━━ RECORDS

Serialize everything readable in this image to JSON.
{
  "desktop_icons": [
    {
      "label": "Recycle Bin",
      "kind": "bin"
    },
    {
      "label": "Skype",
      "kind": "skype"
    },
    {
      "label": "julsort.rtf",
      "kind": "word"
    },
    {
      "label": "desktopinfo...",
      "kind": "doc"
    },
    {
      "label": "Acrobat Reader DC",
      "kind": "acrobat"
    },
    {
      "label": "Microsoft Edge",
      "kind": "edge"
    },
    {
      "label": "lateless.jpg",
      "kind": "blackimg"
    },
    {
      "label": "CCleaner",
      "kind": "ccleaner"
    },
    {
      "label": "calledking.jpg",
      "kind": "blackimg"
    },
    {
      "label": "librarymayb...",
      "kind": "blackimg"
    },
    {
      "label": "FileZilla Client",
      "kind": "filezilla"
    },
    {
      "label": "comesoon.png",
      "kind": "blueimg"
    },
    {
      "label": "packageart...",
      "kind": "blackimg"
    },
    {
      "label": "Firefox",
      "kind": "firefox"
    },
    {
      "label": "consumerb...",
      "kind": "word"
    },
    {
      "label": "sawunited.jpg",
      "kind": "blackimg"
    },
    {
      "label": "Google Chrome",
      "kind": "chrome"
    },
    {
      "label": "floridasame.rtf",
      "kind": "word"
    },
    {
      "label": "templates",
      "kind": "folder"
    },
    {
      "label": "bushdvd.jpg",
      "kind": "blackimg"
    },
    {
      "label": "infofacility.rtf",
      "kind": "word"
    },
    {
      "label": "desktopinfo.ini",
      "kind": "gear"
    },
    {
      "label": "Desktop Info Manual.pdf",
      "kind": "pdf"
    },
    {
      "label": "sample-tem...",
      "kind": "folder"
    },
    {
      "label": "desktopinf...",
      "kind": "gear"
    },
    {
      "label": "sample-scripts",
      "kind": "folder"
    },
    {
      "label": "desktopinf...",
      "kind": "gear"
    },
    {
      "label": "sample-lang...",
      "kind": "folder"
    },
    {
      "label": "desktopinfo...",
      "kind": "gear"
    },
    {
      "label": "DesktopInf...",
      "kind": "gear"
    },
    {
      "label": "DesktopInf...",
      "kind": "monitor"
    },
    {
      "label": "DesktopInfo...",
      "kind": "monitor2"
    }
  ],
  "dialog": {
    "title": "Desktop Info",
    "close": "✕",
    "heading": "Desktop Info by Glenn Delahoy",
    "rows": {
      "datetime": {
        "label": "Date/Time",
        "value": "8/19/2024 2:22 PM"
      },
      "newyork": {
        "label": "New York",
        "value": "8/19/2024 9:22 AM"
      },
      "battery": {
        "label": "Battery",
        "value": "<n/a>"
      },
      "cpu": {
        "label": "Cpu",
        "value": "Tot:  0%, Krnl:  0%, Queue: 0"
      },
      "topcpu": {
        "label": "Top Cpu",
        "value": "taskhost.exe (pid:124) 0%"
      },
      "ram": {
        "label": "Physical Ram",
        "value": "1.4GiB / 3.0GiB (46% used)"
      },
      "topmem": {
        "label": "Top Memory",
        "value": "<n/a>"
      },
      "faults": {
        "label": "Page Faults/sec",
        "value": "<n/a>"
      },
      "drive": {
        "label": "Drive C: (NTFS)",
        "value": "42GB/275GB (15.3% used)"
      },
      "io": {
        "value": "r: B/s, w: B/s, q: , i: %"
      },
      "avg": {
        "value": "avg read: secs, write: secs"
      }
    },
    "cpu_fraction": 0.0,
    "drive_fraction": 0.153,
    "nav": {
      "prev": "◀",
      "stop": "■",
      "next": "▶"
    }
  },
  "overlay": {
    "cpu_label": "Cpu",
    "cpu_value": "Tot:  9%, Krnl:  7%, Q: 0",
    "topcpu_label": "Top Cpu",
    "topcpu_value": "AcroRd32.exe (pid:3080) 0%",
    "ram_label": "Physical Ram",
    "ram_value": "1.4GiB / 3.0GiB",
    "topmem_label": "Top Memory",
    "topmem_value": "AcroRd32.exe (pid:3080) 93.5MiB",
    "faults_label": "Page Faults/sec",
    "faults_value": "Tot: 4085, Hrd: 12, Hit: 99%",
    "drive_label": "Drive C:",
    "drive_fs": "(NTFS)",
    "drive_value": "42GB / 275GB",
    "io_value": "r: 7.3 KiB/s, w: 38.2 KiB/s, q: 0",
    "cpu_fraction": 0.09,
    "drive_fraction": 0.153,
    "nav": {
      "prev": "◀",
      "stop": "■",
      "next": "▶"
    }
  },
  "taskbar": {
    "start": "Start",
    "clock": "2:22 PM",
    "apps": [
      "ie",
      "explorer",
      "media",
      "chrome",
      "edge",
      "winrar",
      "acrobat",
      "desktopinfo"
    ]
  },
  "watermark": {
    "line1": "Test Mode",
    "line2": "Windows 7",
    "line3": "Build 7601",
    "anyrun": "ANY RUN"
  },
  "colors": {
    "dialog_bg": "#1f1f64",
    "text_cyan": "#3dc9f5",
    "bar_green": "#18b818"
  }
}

━━━━

*EXERCISE GOAL:* Write out all of the records above exactly as they appear.

*REPLY TO THE EXERCISE:*
Serialize everything readable in this image to JSON.
{
  "desktop_icons": [
    {
      "label": "Recycle Bin",
      "kind": "bin"
    },
    {
      "label": "Skype",
      "kind": "skype"
    },
    {
      "label": "julsort.rtf",
      "kind": "word"
    },
    {
      "label": "desktopinfo...",
      "kind": "doc"
    },
    {
      "label": "Acrobat Reader DC",
      "kind": "acrobat"
    },
    {
      "label": "Microsoft Edge",
      "kind": "edge"
    },
    {
      "label": "lateless.jpg",
      "kind": "blackimg"
    },
    {
      "label": "CCleaner",
      "kind": "ccleaner"
    },
    {
      "label": "calledking.jpg",
      "kind": "blackimg"
    },
    {
      "label": "librarymayb...",
      "kind": "blackimg"
    },
    {
      "label": "FileZilla Client",
      "kind": "filezilla"
    },
    {
      "label": "comesoon.png",
      "kind": "blueimg"
    },
    {
      "label": "packageart...",
      "kind": "blackimg"
    },
    {
      "label": "Firefox",
      "kind": "firefox"
    },
    {
      "label": "consumerb...",
      "kind": "word"
    },
    {
      "label": "sawunited.jpg",
      "kind": "blackimg"
    },
    {
      "label": "Google Chrome",
      "kind": "chrome"
    },
    {
      "label": "floridasame.rtf",
      "kind": "word"
    },
    {
      "label": "templates",
      "kind": "folder"
    },
    {
      "label": "bushdvd.jpg",
      "kind": "blackimg"
    },
    {
      "label": "infofacility.rtf",
      "kind": "word"
    },
    {
      "label": "desktopinfo.ini",
      "kind": "gear"
    },
    {
      "label": "Desktop Info Manual.pdf",
      "kind": "pdf"
    },
    {
      "label": "sample-tem...",
      "kind": "folder"
    },
    {
      "label": "desktopinf...",
      "kind": "gear"
    },
    {
      "label": "sample-scripts",
      "kind": "folder"
    },
    {
      "label": "desktopinf...",
      "kind": "gear"
    },
    {
      "label": "sample-lang...",
      "kind": "folder"
    },
    {
      "label": "desktopinfo...",
      "kind": "gear"
    },
    {
      "label": "DesktopInf...",
      "kind": "gear"
    },
    {
      "label": "DesktopInf...",
      "kind": "monitor"
    },
    {
      "label": "DesktopInfo...",
      "kind": "monitor2"
    }
  ],
  "dialog": {
    "title": "Desktop Info",
    "close": "✕",
    "heading": "Desktop Info by Glenn Delahoy",
    "rows": {
      "datetime": {
        "label": "Date/Time",
        "value": "8/19/2024 2:22 PM"
      },
      "newyork": {
        "label": "New York",
        "value": "8/19/2024 9:22 AM"
      },
      "battery": {
        "label": "Battery",
        "value": "<n/a>"
      },
      "cpu": {
        "label": "Cpu",
        "value": "Tot:  0%, Krnl:  0%, Queue: 0"
      },
      "topcpu": {
        "label": "Top Cpu",
        "value": "taskhost.exe (pid:124) 0%"
      },
      "ram": {
        "label": "Physical Ram",
        "value": "1.4GiB / 3.0GiB (46% used)"
      },
      "topmem": {
        "label": "Top Memory",
        "value": "<n/a>"
      },
      "faults": {
        "label": "Page Faults/sec",
        "value": "<n/a>"
      },
      "drive": {
        "label": "Drive C: (NTFS)",
        "value": "42GB/275GB (15.3% used)"
      },
      "io": {
        "value": "r: B/s, w: B/s, q: , i: %"
      },
      "avg": {
        "value": "avg read: secs, write: secs"
      }
    },
    "cpu_fraction": 0.0,
    "drive_fraction": 0.153,
    "nav": {
      "prev": "◀",
      "stop": "■",
      "next": "▶"
    }
  },
  "overlay": {
    "cpu_label": "Cpu",
    "cpu_value": "Tot:  9%, Krnl:  7%, Q: 0",
    "topcpu_label": "Top Cpu",
    "topcpu_value": "AcroRd32.exe (pid:3080) 0%",
    "ram_label": "Physical Ram",
    "ram_value": "1.4GiB / 3.0GiB",
    "topmem_label": "Top Memory",
    "topmem_value": "AcroRd32.exe (pid:3080) 93.5MiB",
    "faults_label": "Page Faults/sec",
    "faults_value": "Tot: 4085, Hrd: 12, Hit: 99%",
    "drive_label": "Drive C:",
    "drive_fs": "(NTFS)",
    "drive_value": "42GB / 275GB",
    "io_value": "r: 7.3 KiB/s, w: 38.2 KiB/s, q: 0",
    "cpu_fraction": 0.09,
    "drive_fraction": 0.153,
    "nav": {
      "prev": "◀",
      "stop": "■",
      "next": "▶"
    }
  },
  "taskbar": {
    "start": "Start",
    "clock": "2:22 PM",
    "apps": [
      "ie",
      "explorer",
      "media",
      "chrome",
      "edge",
      "winrar",
      "acrobat",
      "desktopinfo"
    ]
  },
  "watermark": {
    "line1": "Test Mode",
    "line2": "Windows 7",
    "line3": "Build 7601",
    "anyrun": "ANY RUN"
  },
  "colors": {
    "dialog_bg": "#1f1f64",
    "text_cyan": "#3dc9f5",
    "bar_green": "#18b818"
  }
}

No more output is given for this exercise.